- **Recorded data**
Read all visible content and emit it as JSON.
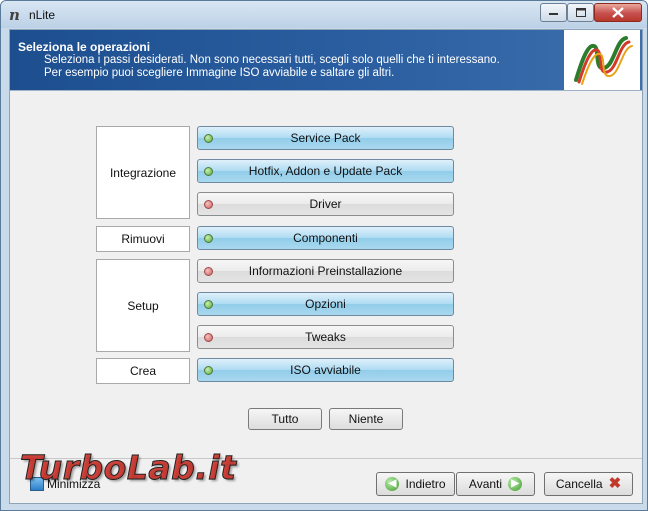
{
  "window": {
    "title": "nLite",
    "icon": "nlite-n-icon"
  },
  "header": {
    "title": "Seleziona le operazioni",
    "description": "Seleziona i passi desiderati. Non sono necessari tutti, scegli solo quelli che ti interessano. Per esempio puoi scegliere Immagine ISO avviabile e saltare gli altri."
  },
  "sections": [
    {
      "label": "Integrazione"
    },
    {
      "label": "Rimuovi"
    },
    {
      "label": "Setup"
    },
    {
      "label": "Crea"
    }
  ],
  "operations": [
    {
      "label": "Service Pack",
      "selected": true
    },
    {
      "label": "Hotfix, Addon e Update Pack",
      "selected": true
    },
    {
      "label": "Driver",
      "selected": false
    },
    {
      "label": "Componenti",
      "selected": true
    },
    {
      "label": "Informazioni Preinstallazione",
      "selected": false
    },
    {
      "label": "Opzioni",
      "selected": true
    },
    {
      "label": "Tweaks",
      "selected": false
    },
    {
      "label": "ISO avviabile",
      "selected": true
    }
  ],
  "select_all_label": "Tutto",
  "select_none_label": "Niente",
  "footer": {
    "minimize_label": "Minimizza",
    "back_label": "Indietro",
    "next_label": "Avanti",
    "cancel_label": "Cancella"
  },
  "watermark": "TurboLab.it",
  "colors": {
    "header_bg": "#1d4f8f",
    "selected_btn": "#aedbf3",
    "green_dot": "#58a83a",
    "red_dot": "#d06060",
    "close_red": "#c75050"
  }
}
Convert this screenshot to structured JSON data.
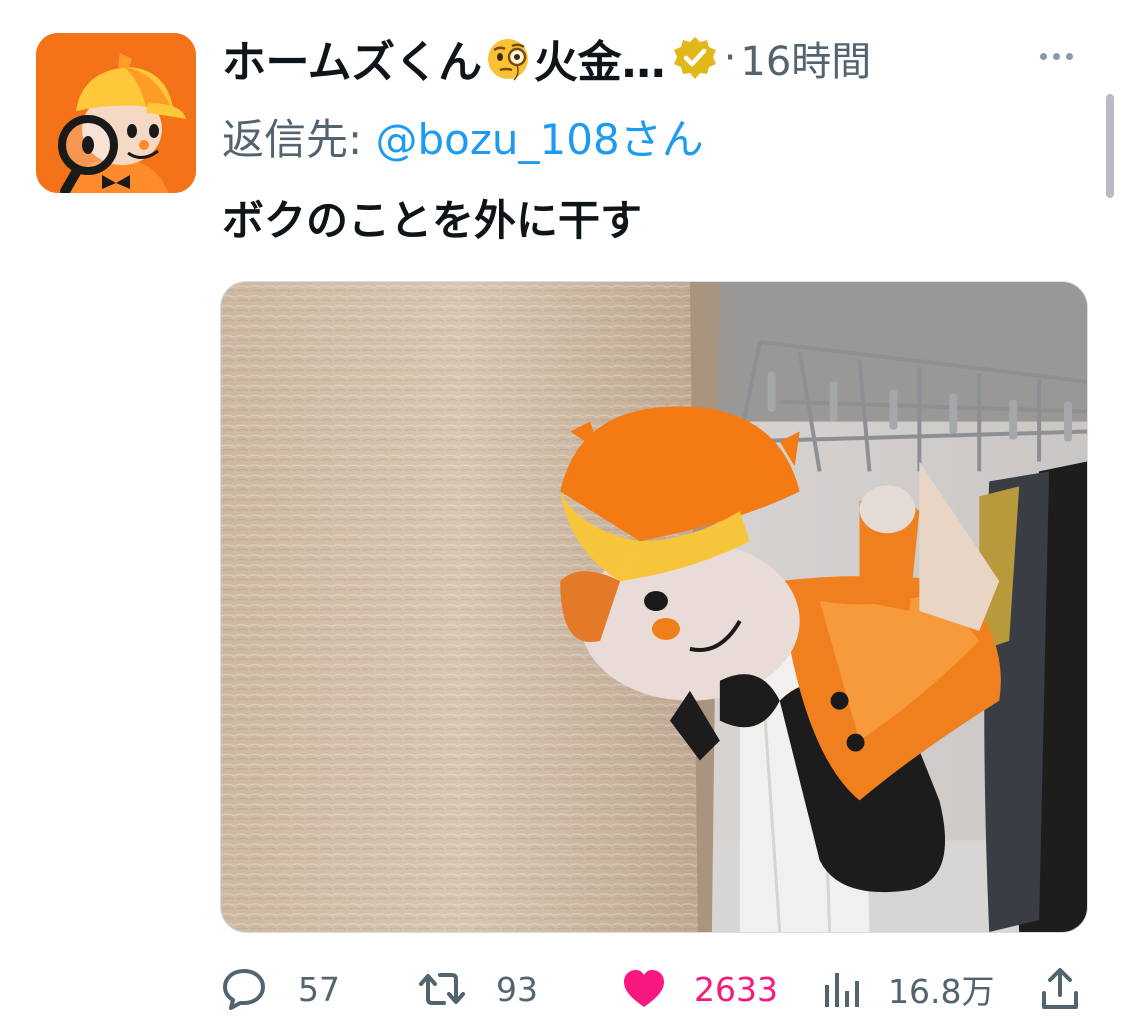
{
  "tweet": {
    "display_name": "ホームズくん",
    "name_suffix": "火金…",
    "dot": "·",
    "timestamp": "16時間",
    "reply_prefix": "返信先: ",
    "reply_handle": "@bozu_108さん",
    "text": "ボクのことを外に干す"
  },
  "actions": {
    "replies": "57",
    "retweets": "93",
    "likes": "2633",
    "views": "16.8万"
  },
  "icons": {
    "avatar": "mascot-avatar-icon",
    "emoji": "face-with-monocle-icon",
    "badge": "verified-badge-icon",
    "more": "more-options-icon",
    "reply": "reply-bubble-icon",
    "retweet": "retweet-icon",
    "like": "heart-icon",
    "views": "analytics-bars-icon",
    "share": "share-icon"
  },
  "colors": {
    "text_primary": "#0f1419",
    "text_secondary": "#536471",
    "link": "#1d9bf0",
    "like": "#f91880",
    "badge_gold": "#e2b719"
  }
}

- **Stated problem**
Skipping the pictures, transcribe each line above exactly as it appears.

- **Written answer**
Read all visible content and emit it as JSON.
{
  "window": {
    "title": "nLite",
    "icon": "nlite-n-icon"
  },
  "header": {
    "title": "Seleziona le operazioni",
    "description": "Seleziona i passi desiderati. Non sono necessari tutti, scegli solo quelli che ti interessano. Per esempio puoi scegliere Immagine ISO avviabile e saltare gli altri."
  },
  "sections": [
    {
      "label": "Integrazione"
    },
    {
      "label": "Rimuovi"
    },
    {
      "label": "Setup"
    },
    {
      "label": "Crea"
    }
  ],
  "operations": [
    {
      "label": "Service Pack",
      "selected": true
    },
    {
      "label": "Hotfix, Addon e Update Pack",
      "selected": true
    },
    {
      "label": "Driver",
      "selected": false
    },
    {
      "label": "Componenti",
      "selected": true
    },
    {
      "label": "Informazioni Preinstallazione",
      "selected": false
    },
    {
      "label": "Opzioni",
      "selected": true
    },
    {
      "label": "Tweaks",
      "selected": false
    },
    {
      "label": "ISO avviabile",
      "selected": true
    }
  ],
  "select_all_label": "Tutto",
  "select_none_label": "Niente",
  "footer": {
    "minimize_label": "Minimizza",
    "back_label": "Indietro",
    "next_label": "Avanti",
    "cancel_label": "Cancella"
  },
  "watermark": "TurboLab.it",
  "colors": {
    "header_bg": "#1d4f8f",
    "selected_btn": "#aedbf3",
    "green_dot": "#58a83a",
    "red_dot": "#d06060",
    "close_red": "#c75050"
  }
}
Convert this screenshot to structured JSON data.
{
  "tweet": {
    "display_name": "ホームズくん",
    "name_suffix": "火金…",
    "dot": "·",
    "timestamp": "16時間",
    "reply_prefix": "返信先: ",
    "reply_handle": "@bozu_108さん",
    "text": "ボクのことを外に干す"
  },
  "actions": {
    "replies": "57",
    "retweets": "93",
    "likes": "2633",
    "views": "16.8万"
  },
  "icons": {
    "avatar": "mascot-avatar-icon",
    "emoji": "face-with-monocle-icon",
    "badge": "verified-badge-icon",
    "more": "more-options-icon",
    "reply": "reply-bubble-icon",
    "retweet": "retweet-icon",
    "like": "heart-icon",
    "views": "analytics-bars-icon",
    "share": "share-icon"
  },
  "colors": {
    "text_primary": "#0f1419",
    "text_secondary": "#536471",
    "link": "#1d9bf0",
    "like": "#f91880",
    "badge_gold": "#e2b719"
  }
}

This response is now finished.